* _EXERCISE PROMPT_: Repeat each entry in full, exactly.

* _DATASET_:
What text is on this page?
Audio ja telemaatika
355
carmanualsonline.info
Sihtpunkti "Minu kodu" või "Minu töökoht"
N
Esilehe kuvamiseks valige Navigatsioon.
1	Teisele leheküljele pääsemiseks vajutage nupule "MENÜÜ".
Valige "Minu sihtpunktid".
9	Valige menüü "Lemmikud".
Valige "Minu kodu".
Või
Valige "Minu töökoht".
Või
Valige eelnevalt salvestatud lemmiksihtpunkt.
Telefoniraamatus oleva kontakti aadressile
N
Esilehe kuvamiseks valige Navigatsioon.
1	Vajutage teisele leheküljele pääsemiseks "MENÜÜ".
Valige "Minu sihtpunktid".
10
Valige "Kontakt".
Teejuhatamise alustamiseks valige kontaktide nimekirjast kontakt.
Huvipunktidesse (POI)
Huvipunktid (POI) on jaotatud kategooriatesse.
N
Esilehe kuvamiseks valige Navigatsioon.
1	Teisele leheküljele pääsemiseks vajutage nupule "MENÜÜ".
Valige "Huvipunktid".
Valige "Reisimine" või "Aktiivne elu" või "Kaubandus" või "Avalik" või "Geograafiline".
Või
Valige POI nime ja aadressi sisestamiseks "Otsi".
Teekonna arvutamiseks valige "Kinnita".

* _SOLUTION TO THIS EXERCISE_:
What text is on this page?
Audio ja telemaatika
355
carmanualsonline.info
Sihtpunkti "Minu kodu" või "Minu töökoht"
N
Esilehe kuvamiseks valige Navigatsioon.
1	Teisele leheküljele pääsemiseks vajutage nupule "MENÜÜ".
Valige "Minu sihtpunktid".
9	Valige menüü "Lemmikud".
Valige "Minu kodu".
Või
Valige "Minu töökoht".
Või
Valige eelnevalt salvestatud lemmiksihtpunkt.
Telefoniraamatus oleva kontakti aadressile
N
Esilehe kuvamiseks valige Navigatsioon.
1	Vajutage teisele leheküljele pääsemiseks "MENÜÜ".
Valige "Minu sihtpunktid".
10
Valige "Kontakt".
Teejuhatamise alustamiseks valige kontaktide nimekirjast kontakt.
Huvipunktidesse (POI)
Huvipunktid (POI) on jaotatud kategooriatesse.
N
Esilehe kuvamiseks valige Navigatsioon.
1	Teisele leheküljele pääsemiseks vajutage nupule "MENÜÜ".
Valige "Huvipunktid".
Valige "Reisimine" või "Aktiivne elu" või "Kaubandus" või "Avalik" või "Geograafiline".
Või
Valige POI nime ja aadressi sisestamiseks "Otsi".
Teekonna arvutamiseks valige "Kinnita".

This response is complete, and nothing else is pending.